## Start EXTRACTED INFORMATION

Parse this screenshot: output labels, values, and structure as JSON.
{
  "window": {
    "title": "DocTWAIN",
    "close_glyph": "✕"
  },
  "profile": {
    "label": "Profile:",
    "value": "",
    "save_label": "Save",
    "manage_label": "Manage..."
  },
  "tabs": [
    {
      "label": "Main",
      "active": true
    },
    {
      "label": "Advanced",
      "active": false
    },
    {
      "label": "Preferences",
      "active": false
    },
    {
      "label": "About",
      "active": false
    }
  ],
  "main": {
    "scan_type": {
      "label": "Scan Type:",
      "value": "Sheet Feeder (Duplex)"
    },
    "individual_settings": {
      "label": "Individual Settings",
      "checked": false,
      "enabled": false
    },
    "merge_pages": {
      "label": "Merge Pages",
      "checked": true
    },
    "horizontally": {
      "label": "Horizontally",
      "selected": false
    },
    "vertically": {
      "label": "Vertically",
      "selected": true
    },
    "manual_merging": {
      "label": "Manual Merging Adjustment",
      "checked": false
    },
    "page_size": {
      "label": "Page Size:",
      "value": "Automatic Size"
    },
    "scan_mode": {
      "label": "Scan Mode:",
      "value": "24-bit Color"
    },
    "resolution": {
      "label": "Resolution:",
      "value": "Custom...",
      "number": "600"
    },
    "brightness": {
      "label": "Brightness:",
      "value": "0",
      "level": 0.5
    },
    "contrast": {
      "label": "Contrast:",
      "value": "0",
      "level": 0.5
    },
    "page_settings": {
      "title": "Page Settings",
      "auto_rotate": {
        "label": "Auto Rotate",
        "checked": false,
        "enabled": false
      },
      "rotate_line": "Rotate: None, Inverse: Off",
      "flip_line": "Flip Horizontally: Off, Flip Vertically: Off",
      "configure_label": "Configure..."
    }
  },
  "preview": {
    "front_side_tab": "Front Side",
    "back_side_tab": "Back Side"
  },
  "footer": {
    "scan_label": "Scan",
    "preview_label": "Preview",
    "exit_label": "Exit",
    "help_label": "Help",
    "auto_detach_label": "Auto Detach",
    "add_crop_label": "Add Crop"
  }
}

## End EXTRACTED INFORMATION

■ **OBJECTIVE**:
Every line that holds the word "false" counts once; state the total number of such lines and nothing else.

■ **ANSWER BELOW**:
9